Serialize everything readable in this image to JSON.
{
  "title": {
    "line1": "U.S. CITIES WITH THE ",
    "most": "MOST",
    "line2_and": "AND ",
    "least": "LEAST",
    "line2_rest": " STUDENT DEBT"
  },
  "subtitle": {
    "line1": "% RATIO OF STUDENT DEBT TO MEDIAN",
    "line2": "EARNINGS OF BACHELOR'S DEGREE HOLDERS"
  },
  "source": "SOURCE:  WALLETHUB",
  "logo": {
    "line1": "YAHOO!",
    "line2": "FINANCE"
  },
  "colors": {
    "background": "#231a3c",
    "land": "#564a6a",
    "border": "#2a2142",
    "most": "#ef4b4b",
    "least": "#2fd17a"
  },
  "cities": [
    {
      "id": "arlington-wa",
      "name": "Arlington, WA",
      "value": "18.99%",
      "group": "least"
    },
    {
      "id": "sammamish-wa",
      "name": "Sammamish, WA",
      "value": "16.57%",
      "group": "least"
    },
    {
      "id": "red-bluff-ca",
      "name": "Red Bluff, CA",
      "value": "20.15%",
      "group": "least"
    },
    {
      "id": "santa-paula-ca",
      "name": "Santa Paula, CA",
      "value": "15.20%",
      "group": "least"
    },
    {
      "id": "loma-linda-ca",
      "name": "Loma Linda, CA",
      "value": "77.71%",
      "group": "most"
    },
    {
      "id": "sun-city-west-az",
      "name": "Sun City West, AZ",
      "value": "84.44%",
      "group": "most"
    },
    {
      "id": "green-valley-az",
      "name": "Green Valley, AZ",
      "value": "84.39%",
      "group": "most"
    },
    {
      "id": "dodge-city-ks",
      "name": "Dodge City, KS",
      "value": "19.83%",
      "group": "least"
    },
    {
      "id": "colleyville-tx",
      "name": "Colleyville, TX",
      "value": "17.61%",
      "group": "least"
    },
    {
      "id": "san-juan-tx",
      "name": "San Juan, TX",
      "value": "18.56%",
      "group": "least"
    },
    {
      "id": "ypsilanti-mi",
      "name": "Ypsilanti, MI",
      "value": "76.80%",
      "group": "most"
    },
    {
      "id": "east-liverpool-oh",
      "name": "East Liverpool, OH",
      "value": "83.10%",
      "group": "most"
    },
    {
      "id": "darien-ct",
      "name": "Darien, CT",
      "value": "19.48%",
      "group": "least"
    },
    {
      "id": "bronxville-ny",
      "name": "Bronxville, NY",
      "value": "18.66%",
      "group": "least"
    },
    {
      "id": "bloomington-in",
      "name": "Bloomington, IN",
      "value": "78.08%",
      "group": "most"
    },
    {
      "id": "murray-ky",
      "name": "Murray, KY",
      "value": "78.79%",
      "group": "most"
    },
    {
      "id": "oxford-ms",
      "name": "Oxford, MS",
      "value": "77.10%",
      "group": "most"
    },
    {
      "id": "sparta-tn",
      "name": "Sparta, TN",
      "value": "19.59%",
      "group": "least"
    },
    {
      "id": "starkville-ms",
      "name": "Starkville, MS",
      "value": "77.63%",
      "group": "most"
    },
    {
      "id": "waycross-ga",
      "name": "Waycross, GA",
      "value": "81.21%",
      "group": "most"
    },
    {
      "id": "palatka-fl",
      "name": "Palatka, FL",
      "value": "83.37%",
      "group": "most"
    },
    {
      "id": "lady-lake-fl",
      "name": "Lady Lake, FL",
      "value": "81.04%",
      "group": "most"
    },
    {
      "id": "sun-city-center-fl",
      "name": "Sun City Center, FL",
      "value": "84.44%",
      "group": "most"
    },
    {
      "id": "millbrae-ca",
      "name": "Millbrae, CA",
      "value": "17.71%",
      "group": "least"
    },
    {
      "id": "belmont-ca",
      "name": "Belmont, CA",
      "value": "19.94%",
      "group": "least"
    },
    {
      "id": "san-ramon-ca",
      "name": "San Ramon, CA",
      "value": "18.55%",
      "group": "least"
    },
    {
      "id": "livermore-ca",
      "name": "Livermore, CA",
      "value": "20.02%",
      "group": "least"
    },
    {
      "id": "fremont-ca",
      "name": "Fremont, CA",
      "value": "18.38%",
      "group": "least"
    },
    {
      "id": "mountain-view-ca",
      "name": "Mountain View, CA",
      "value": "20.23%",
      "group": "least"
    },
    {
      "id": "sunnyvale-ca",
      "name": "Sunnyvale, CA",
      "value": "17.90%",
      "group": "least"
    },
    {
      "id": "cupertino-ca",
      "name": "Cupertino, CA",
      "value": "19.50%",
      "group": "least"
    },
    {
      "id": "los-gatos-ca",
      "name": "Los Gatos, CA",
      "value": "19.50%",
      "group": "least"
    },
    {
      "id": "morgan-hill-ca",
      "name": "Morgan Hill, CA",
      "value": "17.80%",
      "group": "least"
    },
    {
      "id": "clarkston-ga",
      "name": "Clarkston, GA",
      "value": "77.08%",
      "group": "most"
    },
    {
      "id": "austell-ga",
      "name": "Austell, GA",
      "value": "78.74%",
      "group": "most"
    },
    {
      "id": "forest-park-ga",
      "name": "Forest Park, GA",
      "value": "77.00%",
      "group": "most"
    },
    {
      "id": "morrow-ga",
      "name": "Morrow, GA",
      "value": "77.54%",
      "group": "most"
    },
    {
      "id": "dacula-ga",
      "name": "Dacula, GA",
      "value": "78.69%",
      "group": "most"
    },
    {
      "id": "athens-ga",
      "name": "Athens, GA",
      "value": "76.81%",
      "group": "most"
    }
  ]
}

#### What this task involves
Reproduce each entry word for word.

#### Task result
Serialize everything readable in this image to JSON.
{
  "title": {
    "line1": "U.S. CITIES WITH THE ",
    "most": "MOST",
    "line2_and": "AND ",
    "least": "LEAST",
    "line2_rest": " STUDENT DEBT"
  },
  "subtitle": {
    "line1": "% RATIO OF STUDENT DEBT TO MEDIAN",
    "line2": "EARNINGS OF BACHELOR'S DEGREE HOLDERS"
  },
  "source": "SOURCE:  WALLETHUB",
  "logo": {
    "line1": "YAHOO!",
    "line2": "FINANCE"
  },
  "colors": {
    "background": "#231a3c",
    "land": "#564a6a",
    "border": "#2a2142",
    "most": "#ef4b4b",
    "least": "#2fd17a"
  },
  "cities": [
    {
      "id": "arlington-wa",
      "name": "Arlington, WA",
      "value": "18.99%",
      "group": "least"
    },
    {
      "id": "sammamish-wa",
      "name": "Sammamish, WA",
      "value": "16.57%",
      "group": "least"
    },
    {
      "id": "red-bluff-ca",
      "name": "Red Bluff, CA",
      "value": "20.15%",
      "group": "least"
    },
    {
      "id": "santa-paula-ca",
      "name": "Santa Paula, CA",
      "value": "15.20%",
      "group": "least"
    },
    {
      "id": "loma-linda-ca",
      "name": "Loma Linda, CA",
      "value": "77.71%",
      "group": "most"
    },
    {
      "id": "sun-city-west-az",
      "name": "Sun City West, AZ",
      "value": "84.44%",
      "group": "most"
    },
    {
      "id": "green-valley-az",
      "name": "Green Valley, AZ",
      "value": "84.39%",
      "group": "most"
    },
    {
      "id": "dodge-city-ks",
      "name": "Dodge City, KS",
      "value": "19.83%",
      "group": "least"
    },
    {
      "id": "colleyville-tx",
      "name": "Colleyville, TX",
      "value": "17.61%",
      "group": "least"
    },
    {
      "id": "san-juan-tx",
      "name": "San Juan, TX",
      "value": "18.56%",
      "group": "least"
    },
    {
      "id": "ypsilanti-mi",
      "name": "Ypsilanti, MI",
      "value": "76.80%",
      "group": "most"
    },
    {
      "id": "east-liverpool-oh",
      "name": "East Liverpool, OH",
      "value": "83.10%",
      "group": "most"
    },
    {
      "id": "darien-ct",
      "name": "Darien, CT",
      "value": "19.48%",
      "group": "least"
    },
    {
      "id": "bronxville-ny",
      "name": "Bronxville, NY",
      "value": "18.66%",
      "group": "least"
    },
    {
      "id": "bloomington-in",
      "name": "Bloomington, IN",
      "value": "78.08%",
      "group": "most"
    },
    {
      "id": "murray-ky",
      "name": "Murray, KY",
      "value": "78.79%",
      "group": "most"
    },
    {
      "id": "oxford-ms",
      "name": "Oxford, MS",
      "value": "77.10%",
      "group": "most"
    },
    {
      "id": "sparta-tn",
      "name": "Sparta, TN",
      "value": "19.59%",
      "group": "least"
    },
    {
      "id": "starkville-ms",
      "name": "Starkville, MS",
      "value": "77.63%",
      "group": "most"
    },
    {
      "id": "waycross-ga",
      "name": "Waycross, GA",
      "value": "81.21%",
      "group": "most"
    },
    {
      "id": "palatka-fl",
      "name": "Palatka, FL",
      "value": "83.37%",
      "group": "most"
    },
    {
      "id": "lady-lake-fl",
      "name": "Lady Lake, FL",
      "value": "81.04%",
      "group": "most"
    },
    {
      "id": "sun-city-center-fl",
      "name": "Sun City Center, FL",
      "value": "84.44%",
      "group": "most"
    },
    {
      "id": "millbrae-ca",
      "name": "Millbrae, CA",
      "value": "17.71%",
      "group": "least"
    },
    {
      "id": "belmont-ca",
      "name": "Belmont, CA",
      "value": "19.94%",
      "group": "least"
    },
    {
      "id": "san-ramon-ca",
      "name": "San Ramon, CA",
      "value": "18.55%",
      "group": "least"
    },
    {
      "id": "livermore-ca",
      "name": "Livermore, CA",
      "value": "20.02%",
      "group": "least"
    },
    {
      "id": "fremont-ca",
      "name": "Fremont, CA",
      "value": "18.38%",
      "group": "least"
    },
    {
      "id": "mountain-view-ca",
      "name": "Mountain View, CA",
      "value": "20.23%",
      "group": "least"
    },
    {
      "id": "sunnyvale-ca",
      "name": "Sunnyvale, CA",
      "value": "17.90%",
      "group": "least"
    },
    {
      "id": "cupertino-ca",
      "name": "Cupertino, CA",
      "value": "19.50%",
      "group": "least"
    },
    {
      "id": "los-gatos-ca",
      "name": "Los Gatos, CA",
      "value": "19.50%",
      "group": "least"
    },
    {
      "id": "morgan-hill-ca",
      "name": "Morgan Hill, CA",
      "value": "17.80%",
      "group": "least"
    },
    {
      "id": "clarkston-ga",
      "name": "Clarkston, GA",
      "value": "77.08%",
      "group": "most"
    },
    {
      "id": "austell-ga",
      "name": "Austell, GA",
      "value": "78.74%",
      "group": "most"
    },
    {
      "id": "forest-park-ga",
      "name": "Forest Park, GA",
      "value": "77.00%",
      "group": "most"
    },
    {
      "id": "morrow-ga",
      "name": "Morrow, GA",
      "value": "77.54%",
      "group": "most"
    },
    {
      "id": "dacula-ga",
      "name": "Dacula, GA",
      "value": "78.69%",
      "group": "most"
    },
    {
      "id": "athens-ga",
      "name": "Athens, GA",
      "value": "76.81%",
      "group": "most"
    }
  ]
}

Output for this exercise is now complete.